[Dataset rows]
-- start --
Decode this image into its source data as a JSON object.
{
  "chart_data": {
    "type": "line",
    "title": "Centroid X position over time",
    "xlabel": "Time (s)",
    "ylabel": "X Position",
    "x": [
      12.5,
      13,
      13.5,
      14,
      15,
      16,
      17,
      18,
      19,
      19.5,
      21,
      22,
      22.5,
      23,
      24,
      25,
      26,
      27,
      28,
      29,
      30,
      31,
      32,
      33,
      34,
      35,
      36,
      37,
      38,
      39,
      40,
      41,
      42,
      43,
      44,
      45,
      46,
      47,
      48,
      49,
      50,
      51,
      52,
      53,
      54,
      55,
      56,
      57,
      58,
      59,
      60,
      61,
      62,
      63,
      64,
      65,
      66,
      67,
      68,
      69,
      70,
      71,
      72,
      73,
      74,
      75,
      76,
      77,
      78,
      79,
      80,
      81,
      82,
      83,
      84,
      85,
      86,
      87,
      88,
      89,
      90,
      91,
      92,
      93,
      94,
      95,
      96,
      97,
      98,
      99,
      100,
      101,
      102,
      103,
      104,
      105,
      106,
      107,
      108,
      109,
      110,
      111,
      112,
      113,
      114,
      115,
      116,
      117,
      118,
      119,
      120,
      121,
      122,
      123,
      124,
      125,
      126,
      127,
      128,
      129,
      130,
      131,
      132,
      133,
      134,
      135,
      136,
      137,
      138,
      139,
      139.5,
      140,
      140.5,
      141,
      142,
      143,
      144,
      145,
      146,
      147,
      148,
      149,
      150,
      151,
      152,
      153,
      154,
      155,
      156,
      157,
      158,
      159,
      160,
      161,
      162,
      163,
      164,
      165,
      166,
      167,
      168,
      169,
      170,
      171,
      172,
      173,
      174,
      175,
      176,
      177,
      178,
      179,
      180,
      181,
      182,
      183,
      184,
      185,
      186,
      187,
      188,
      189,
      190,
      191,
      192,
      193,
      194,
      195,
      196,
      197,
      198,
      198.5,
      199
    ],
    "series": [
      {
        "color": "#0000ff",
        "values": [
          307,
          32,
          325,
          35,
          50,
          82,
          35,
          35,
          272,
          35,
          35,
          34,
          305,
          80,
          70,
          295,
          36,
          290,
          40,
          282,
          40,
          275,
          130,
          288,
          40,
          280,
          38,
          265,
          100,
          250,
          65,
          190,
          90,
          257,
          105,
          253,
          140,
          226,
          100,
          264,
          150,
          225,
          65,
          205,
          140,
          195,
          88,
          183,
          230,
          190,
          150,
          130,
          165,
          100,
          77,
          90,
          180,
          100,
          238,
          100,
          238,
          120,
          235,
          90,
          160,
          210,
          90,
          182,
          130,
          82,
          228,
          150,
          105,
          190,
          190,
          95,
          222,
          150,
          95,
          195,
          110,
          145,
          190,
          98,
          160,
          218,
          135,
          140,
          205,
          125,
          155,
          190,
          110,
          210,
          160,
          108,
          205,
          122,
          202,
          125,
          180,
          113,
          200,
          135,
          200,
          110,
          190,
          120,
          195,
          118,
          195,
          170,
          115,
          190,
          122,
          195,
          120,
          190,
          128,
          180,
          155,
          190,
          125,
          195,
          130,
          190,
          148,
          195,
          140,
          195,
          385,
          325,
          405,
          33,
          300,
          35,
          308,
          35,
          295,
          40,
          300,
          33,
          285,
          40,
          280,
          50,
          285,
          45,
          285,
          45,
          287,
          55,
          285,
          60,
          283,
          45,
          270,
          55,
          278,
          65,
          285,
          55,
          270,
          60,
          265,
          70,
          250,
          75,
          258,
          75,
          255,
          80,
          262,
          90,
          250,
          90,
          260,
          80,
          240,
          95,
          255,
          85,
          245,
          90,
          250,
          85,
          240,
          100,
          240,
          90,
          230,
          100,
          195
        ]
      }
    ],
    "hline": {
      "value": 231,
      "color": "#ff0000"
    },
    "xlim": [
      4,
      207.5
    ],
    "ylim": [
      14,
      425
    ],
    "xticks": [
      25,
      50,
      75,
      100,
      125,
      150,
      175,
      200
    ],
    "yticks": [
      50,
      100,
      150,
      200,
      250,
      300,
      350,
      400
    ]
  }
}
-- end --
## WRITTEN REQUEST
Quote each line of the data above exactly as written.

## EXERCISE SOLUTION
Decode this image into its source data as a JSON object.
{
  "chart_data": {
    "type": "line",
    "title": "Centroid X position over time",
    "xlabel": "Time (s)",
    "ylabel": "X Position",
    "x": [
      12.5,
      13,
      13.5,
      14,
      15,
      16,
      17,
      18,
      19,
      19.5,
      21,
      22,
      22.5,
      23,
      24,
      25,
      26,
      27,
      28,
      29,
      30,
      31,
      32,
      33,
      34,
      35,
      36,
      37,
      38,
      39,
      40,
      41,
      42,
      43,
      44,
      45,
      46,
      47,
      48,
      49,
      50,
      51,
      52,
      53,
      54,
      55,
      56,
      57,
      58,
      59,
      60,
      61,
      62,
      63,
      64,
      65,
      66,
      67,
      68,
      69,
      70,
      71,
      72,
      73,
      74,
      75,
      76,
      77,
      78,
      79,
      80,
      81,
      82,
      83,
      84,
      85,
      86,
      87,
      88,
      89,
      90,
      91,
      92,
      93,
      94,
      95,
      96,
      97,
      98,
      99,
      100,
      101,
      102,
      103,
      104,
      105,
      106,
      107,
      108,
      109,
      110,
      111,
      112,
      113,
      114,
      115,
      116,
      117,
      118,
      119,
      120,
      121,
      122,
      123,
      124,
      125,
      126,
      127,
      128,
      129,
      130,
      131,
      132,
      133,
      134,
      135,
      136,
      137,
      138,
      139,
      139.5,
      140,
      140.5,
      141,
      142,
      143,
      144,
      145,
      146,
      147,
      148,
      149,
      150,
      151,
      152,
      153,
      154,
      155,
      156,
      157,
      158,
      159,
      160,
      161,
      162,
      163,
      164,
      165,
      166,
      167,
      168,
      169,
      170,
      171,
      172,
      173,
      174,
      175,
      176,
      177,
      178,
      179,
      180,
      181,
      182,
      183,
      184,
      185,
      186,
      187,
      188,
      189,
      190,
      191,
      192,
      193,
      194,
      195,
      196,
      197,
      198,
      198.5,
      199
    ],
    "series": [
      {
        "color": "#0000ff",
        "values": [
          307,
          32,
          325,
          35,
          50,
          82,
          35,
          35,
          272,
          35,
          35,
          34,
          305,
          80,
          70,
          295,
          36,
          290,
          40,
          282,
          40,
          275,
          130,
          288,
          40,
          280,
          38,
          265,
          100,
          250,
          65,
          190,
          90,
          257,
          105,
          253,
          140,
          226,
          100,
          264,
          150,
          225,
          65,
          205,
          140,
          195,
          88,
          183,
          230,
          190,
          150,
          130,
          165,
          100,
          77,
          90,
          180,
          100,
          238,
          100,
          238,
          120,
          235,
          90,
          160,
          210,
          90,
          182,
          130,
          82,
          228,
          150,
          105,
          190,
          190,
          95,
          222,
          150,
          95,
          195,
          110,
          145,
          190,
          98,
          160,
          218,
          135,
          140,
          205,
          125,
          155,
          190,
          110,
          210,
          160,
          108,
          205,
          122,
          202,
          125,
          180,
          113,
          200,
          135,
          200,
          110,
          190,
          120,
          195,
          118,
          195,
          170,
          115,
          190,
          122,
          195,
          120,
          190,
          128,
          180,
          155,
          190,
          125,
          195,
          130,
          190,
          148,
          195,
          140,
          195,
          385,
          325,
          405,
          33,
          300,
          35,
          308,
          35,
          295,
          40,
          300,
          33,
          285,
          40,
          280,
          50,
          285,
          45,
          285,
          45,
          287,
          55,
          285,
          60,
          283,
          45,
          270,
          55,
          278,
          65,
          285,
          55,
          270,
          60,
          265,
          70,
          250,
          75,
          258,
          75,
          255,
          80,
          262,
          90,
          250,
          90,
          260,
          80,
          240,
          95,
          255,
          85,
          245,
          90,
          250,
          85,
          240,
          100,
          240,
          90,
          230,
          100,
          195
        ]
      }
    ],
    "hline": {
      "value": 231,
      "color": "#ff0000"
    },
    "xlim": [
      4,
      207.5
    ],
    "ylim": [
      14,
      425
    ],
    "xticks": [
      25,
      50,
      75,
      100,
      125,
      150,
      175,
      200
    ],
    "yticks": [
      50,
      100,
      150,
      200,
      250,
      300,
      350,
      400
    ]
  }
}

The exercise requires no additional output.